Materials provided ::
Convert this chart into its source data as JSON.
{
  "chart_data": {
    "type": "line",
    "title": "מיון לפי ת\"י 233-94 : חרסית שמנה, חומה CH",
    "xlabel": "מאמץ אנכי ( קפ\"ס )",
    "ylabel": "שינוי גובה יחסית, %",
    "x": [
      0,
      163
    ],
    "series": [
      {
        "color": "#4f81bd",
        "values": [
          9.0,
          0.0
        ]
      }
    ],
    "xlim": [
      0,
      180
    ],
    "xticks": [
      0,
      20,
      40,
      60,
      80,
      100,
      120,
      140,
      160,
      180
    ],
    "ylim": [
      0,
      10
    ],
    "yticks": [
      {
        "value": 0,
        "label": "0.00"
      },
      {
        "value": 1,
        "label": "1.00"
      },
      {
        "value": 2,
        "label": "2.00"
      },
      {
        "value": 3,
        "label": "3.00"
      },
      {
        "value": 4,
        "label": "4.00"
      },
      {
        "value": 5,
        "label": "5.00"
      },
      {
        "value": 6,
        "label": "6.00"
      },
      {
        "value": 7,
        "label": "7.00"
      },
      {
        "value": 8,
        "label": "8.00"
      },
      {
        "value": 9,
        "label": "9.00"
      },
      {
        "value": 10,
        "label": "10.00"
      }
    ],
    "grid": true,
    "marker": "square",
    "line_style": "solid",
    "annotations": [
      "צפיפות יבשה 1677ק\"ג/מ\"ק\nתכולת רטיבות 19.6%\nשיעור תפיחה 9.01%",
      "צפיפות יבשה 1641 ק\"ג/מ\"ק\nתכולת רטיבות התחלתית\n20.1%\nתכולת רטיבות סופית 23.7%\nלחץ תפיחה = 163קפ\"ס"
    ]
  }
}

Given instruction :: Report how many lines hold the string "יבשה", giving the number and nothing else.

Answer for the task :: 2